### REQUEST:
The entries that follow should be written out exactly.

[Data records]
----

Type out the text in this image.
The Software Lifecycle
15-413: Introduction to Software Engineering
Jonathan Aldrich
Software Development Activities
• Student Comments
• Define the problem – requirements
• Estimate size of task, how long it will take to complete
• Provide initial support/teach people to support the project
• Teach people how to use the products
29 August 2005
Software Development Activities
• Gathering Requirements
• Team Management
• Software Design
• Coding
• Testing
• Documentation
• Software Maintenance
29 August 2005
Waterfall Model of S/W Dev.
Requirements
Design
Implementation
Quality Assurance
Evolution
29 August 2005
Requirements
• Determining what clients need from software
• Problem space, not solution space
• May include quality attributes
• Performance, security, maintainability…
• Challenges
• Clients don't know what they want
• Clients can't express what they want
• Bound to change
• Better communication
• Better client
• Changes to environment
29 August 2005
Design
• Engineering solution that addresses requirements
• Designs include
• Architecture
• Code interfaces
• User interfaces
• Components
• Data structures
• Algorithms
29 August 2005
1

----

### RESULT OF THE EXERCISE:
Type out the text in this image.
The Software Lifecycle
15-413: Introduction to Software Engineering
Jonathan Aldrich
Software Development Activities
• Student Comments
• Define the problem – requirements
• Estimate size of task, how long it will take to complete
• Provide initial support/teach people to support the project
• Teach people how to use the products
29 August 2005
Software Development Activities
• Gathering Requirements
• Team Management
• Software Design
• Coding
• Testing
• Documentation
• Software Maintenance
29 August 2005
Waterfall Model of S/W Dev.
Requirements
Design
Implementation
Quality Assurance
Evolution
29 August 2005
Requirements
• Determining what clients need from software
• Problem space, not solution space
• May include quality attributes
• Performance, security, maintainability…
• Challenges
• Clients don't know what they want
• Clients can't express what they want
• Bound to change
• Better communication
• Better client
• Changes to environment
29 August 2005
Design
• Engineering solution that addresses requirements
• Designs include
• Architecture
• Code interfaces
• User interfaces
• Components
• Data structures
• Algorithms
29 August 2005
1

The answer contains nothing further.